Challenge: Copy the data starting at the line that contains "What elements are" and ending at the line that contains "- backend1-label: Backend: [88, 686, 174, 711]", substituting "Container Cluster" for "Kubernetes Cluster" and leaving everything else unchanged.

Dataset records:
■ ■ ■ ■
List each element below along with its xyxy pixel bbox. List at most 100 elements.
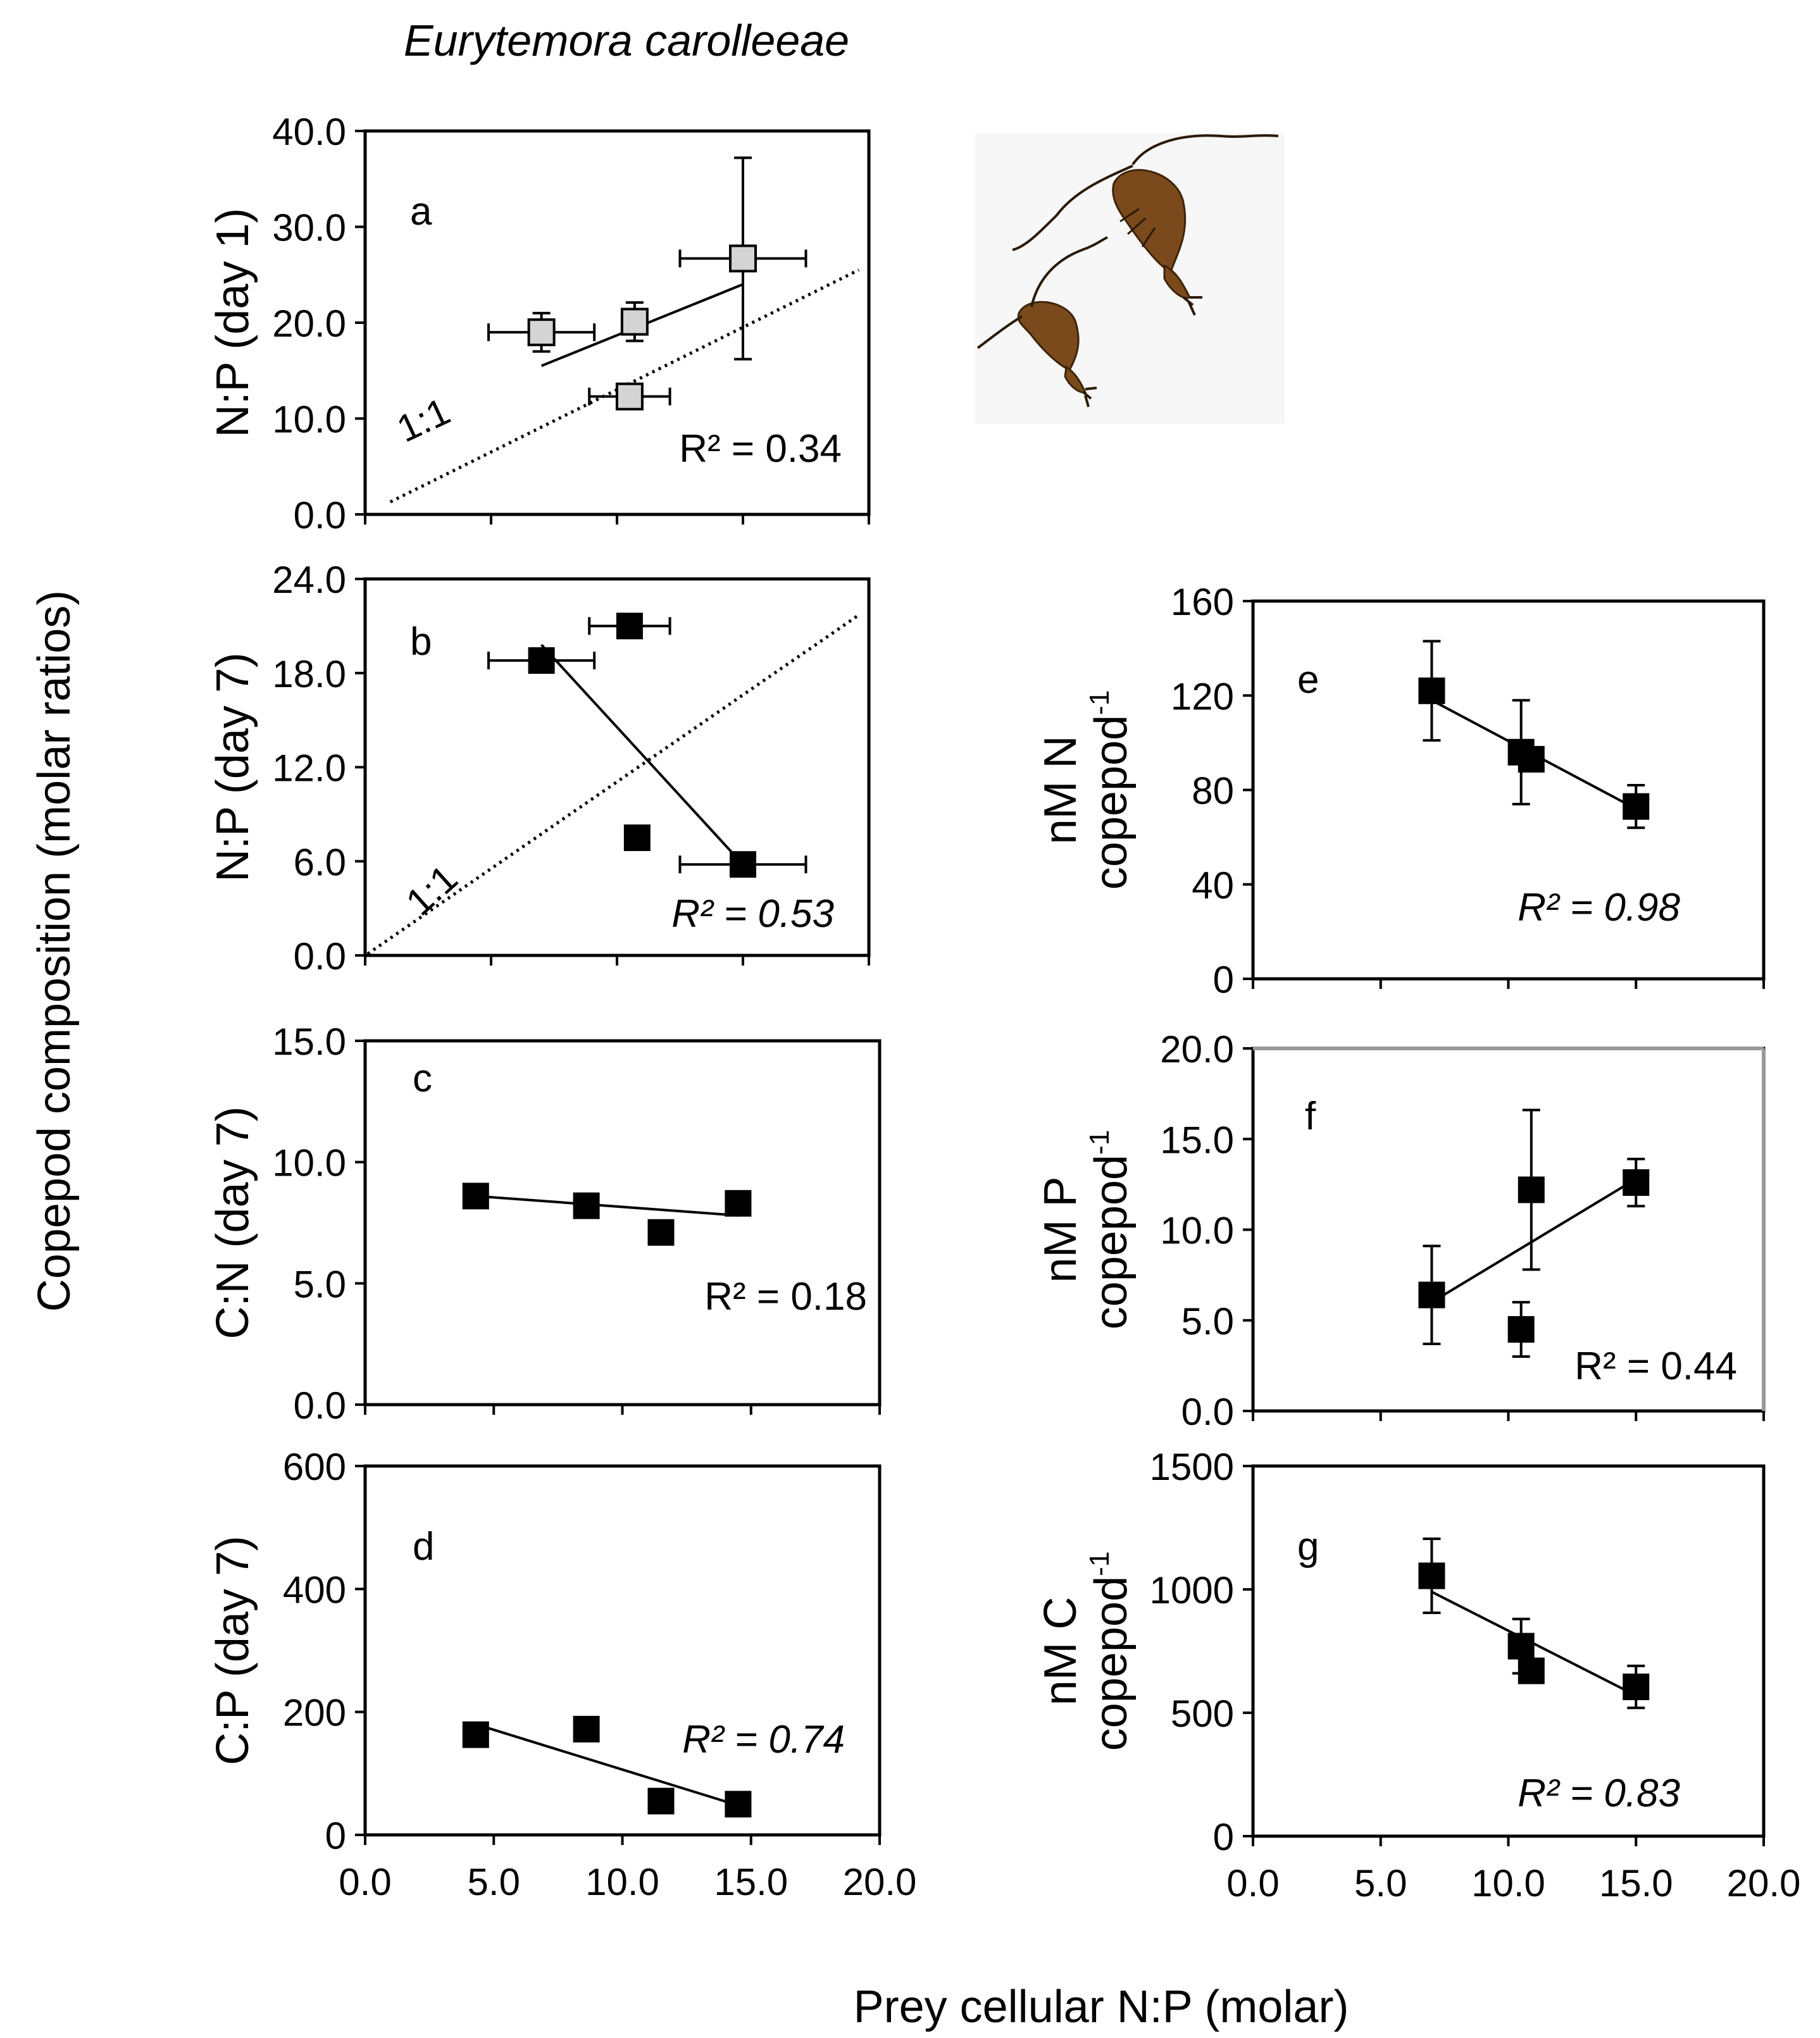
■ ■ ■ ■
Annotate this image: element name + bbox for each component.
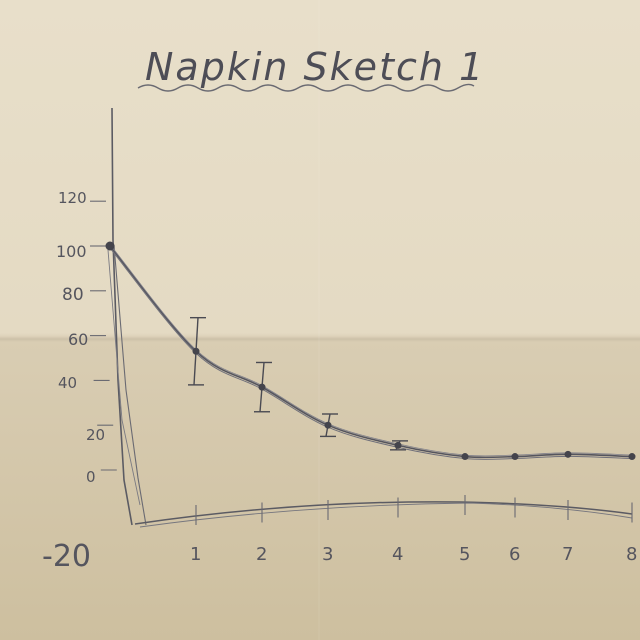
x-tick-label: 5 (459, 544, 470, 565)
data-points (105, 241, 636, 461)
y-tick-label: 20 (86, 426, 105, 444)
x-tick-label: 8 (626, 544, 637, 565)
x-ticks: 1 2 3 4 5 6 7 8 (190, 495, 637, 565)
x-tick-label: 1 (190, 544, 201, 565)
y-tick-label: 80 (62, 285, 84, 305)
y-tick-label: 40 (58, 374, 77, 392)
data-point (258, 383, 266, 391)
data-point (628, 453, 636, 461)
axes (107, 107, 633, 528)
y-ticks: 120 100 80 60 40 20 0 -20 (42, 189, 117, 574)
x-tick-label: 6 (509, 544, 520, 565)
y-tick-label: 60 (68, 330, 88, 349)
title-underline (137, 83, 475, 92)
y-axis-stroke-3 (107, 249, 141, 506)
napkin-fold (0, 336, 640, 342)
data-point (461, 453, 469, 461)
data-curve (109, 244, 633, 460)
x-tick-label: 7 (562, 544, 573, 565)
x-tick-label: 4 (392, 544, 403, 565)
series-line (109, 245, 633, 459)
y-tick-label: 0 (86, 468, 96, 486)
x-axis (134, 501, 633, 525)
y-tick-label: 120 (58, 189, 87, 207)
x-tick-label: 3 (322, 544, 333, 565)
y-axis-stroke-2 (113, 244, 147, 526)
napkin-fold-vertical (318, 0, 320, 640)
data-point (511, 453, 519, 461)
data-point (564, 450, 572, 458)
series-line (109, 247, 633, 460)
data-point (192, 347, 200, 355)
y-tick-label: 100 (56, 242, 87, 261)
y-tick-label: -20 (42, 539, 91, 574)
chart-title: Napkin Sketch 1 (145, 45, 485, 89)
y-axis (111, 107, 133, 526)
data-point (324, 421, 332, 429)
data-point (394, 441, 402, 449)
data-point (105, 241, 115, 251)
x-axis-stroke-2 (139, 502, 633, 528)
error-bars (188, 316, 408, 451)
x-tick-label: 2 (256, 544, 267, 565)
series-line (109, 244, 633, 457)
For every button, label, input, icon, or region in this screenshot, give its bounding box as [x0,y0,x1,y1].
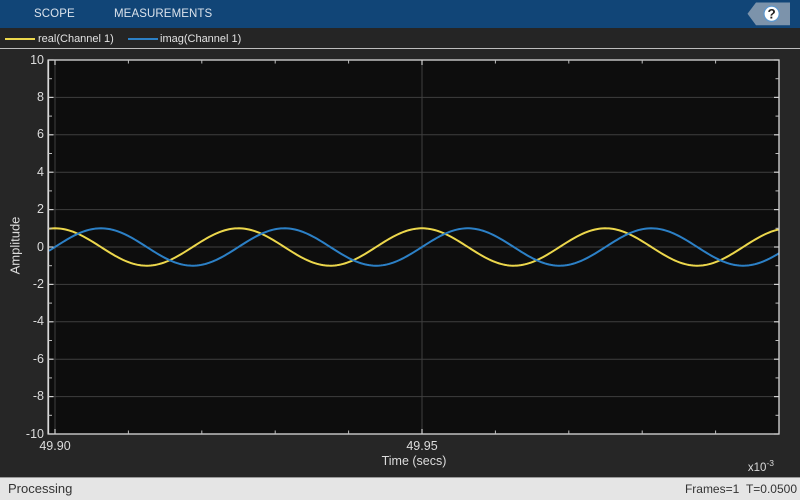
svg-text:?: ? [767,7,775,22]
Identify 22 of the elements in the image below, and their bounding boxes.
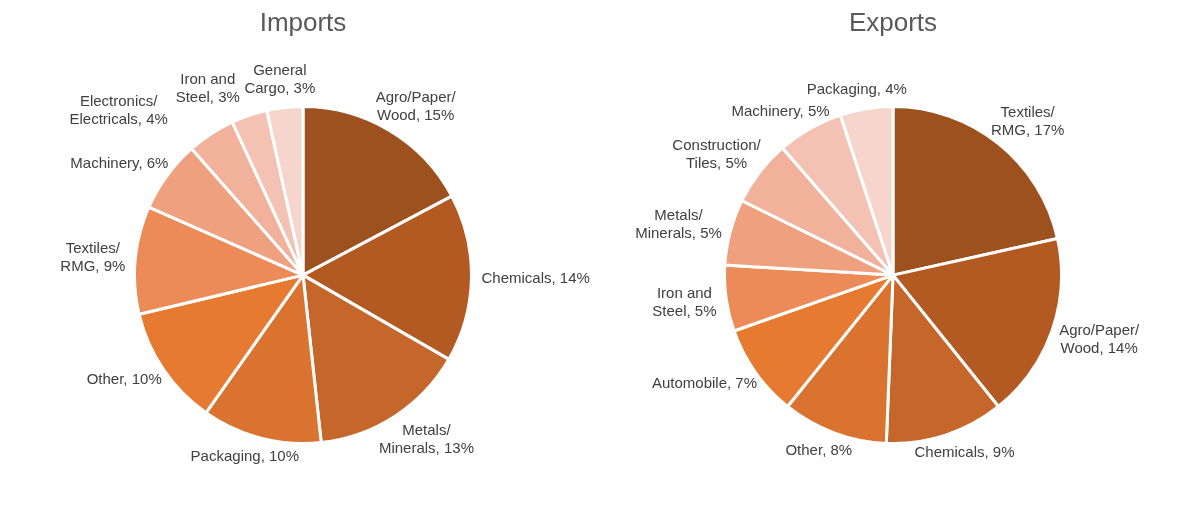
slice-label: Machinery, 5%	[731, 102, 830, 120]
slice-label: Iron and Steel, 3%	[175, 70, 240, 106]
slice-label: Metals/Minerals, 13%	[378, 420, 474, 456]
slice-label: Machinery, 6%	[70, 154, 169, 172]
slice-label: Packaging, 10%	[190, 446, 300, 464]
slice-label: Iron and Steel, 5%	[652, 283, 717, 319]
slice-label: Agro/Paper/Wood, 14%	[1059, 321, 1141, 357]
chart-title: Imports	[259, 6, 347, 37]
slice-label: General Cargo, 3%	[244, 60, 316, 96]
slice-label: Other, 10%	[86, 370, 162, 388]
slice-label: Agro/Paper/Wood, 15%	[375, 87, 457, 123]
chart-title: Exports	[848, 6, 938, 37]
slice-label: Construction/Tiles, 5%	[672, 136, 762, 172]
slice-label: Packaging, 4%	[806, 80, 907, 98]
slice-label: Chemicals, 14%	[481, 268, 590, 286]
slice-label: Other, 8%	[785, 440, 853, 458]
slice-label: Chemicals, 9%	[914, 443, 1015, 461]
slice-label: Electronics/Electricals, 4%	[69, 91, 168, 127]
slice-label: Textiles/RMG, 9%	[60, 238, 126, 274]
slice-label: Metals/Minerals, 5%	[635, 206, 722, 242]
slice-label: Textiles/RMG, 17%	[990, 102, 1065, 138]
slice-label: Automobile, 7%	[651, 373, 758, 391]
■ ■ ■ ■
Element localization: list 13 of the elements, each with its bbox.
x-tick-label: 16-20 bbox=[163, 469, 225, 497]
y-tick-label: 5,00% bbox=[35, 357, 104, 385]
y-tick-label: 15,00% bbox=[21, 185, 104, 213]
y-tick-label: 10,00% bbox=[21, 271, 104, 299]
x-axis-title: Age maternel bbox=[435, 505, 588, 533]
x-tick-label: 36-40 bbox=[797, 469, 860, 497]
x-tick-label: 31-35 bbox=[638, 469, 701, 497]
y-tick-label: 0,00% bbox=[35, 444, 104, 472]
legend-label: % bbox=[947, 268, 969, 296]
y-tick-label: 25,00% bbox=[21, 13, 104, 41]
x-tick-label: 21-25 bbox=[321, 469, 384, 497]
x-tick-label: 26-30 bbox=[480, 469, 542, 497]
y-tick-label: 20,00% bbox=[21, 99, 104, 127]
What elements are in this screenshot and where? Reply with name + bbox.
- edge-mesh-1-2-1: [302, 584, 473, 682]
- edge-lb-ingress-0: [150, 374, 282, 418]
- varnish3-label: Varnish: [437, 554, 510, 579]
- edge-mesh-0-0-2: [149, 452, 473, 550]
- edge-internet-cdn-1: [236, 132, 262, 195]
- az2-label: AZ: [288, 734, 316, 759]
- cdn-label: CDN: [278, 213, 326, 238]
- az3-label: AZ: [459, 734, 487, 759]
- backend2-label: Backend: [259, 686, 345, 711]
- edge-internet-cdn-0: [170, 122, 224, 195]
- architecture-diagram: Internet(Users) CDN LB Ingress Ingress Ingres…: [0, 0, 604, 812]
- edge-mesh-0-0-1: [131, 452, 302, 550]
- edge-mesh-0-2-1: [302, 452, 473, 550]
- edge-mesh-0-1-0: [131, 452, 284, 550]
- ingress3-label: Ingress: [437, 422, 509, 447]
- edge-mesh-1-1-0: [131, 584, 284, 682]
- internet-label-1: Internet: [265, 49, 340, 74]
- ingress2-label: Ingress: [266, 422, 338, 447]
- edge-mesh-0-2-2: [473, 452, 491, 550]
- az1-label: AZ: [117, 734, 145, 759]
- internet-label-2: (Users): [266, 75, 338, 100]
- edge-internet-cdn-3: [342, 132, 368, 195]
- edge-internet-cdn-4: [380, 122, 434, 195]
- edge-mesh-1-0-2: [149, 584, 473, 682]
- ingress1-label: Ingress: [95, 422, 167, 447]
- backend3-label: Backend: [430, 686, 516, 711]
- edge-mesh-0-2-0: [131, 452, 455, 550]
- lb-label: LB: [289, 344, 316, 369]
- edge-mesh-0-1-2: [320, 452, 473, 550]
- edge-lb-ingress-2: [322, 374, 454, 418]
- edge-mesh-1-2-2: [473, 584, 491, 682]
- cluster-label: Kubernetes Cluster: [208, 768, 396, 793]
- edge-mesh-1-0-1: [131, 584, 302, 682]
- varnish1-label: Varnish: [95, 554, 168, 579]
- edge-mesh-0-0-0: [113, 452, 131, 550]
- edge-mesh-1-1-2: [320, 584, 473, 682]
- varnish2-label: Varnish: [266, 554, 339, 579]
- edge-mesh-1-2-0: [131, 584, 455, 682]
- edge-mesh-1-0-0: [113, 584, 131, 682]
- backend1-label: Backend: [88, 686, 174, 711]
■ ■ ■ ■
Complete answer:
What elements are in this screenshot and where? Reply with name + bbox.
- edge-mesh-1-2-1: [302, 584, 473, 682]
- edge-lb-ingress-0: [150, 374, 282, 418]
- varnish3-label: Varnish: [437, 554, 510, 579]
- edge-mesh-0-0-2: [149, 452, 473, 550]
- edge-internet-cdn-1: [236, 132, 262, 195]
- az2-label: AZ: [288, 734, 316, 759]
- cdn-label: CDN: [278, 213, 326, 238]
- az3-label: AZ: [459, 734, 487, 759]
- backend2-label: Backend: [259, 686, 345, 711]
- edge-internet-cdn-0: [170, 122, 224, 195]
- architecture-diagram: Internet(Users) CDN LB Ingress Ingress Ingres…: [0, 0, 604, 812]
- edge-mesh-0-0-1: [131, 452, 302, 550]
- edge-mesh-0-2-1: [302, 452, 473, 550]
- edge-mesh-0-1-0: [131, 452, 284, 550]
- ingress3-label: Ingress: [437, 422, 509, 447]
- edge-mesh-1-1-0: [131, 584, 284, 682]
- internet-label-1: Internet: [265, 49, 340, 74]
- ingress2-label: Ingress: [266, 422, 338, 447]
- edge-mesh-0-2-2: [473, 452, 491, 550]
- az1-label: AZ: [117, 734, 145, 759]
- internet-label-2: (Users): [266, 75, 338, 100]
- edge-internet-cdn-3: [342, 132, 368, 195]
- edge-internet-cdn-4: [380, 122, 434, 195]
- edge-mesh-1-0-2: [149, 584, 473, 682]
- ingress1-label: Ingress: [95, 422, 167, 447]
- backend3-label: Backend: [430, 686, 516, 711]
- edge-mesh-0-2-0: [131, 452, 455, 550]
- lb-label: LB: [289, 344, 316, 369]
- edge-mesh-0-1-2: [320, 452, 473, 550]
- edge-lb-ingress-2: [322, 374, 454, 418]
- edge-mesh-1-2-2: [473, 584, 491, 682]
- cluster-label: Container Cluster: [208, 768, 396, 793]
- edge-mesh-1-0-1: [131, 584, 302, 682]
- varnish1-label: Varnish: [95, 554, 168, 579]
- edge-mesh-0-0-0: [113, 452, 131, 550]
- edge-mesh-1-1-2: [320, 584, 473, 682]
- varnish2-label: Varnish: [266, 554, 339, 579]
- edge-mesh-1-2-0: [131, 584, 455, 682]
- edge-mesh-1-0-0: [113, 584, 131, 682]
- backend1-label: Backend: [88, 686, 174, 711]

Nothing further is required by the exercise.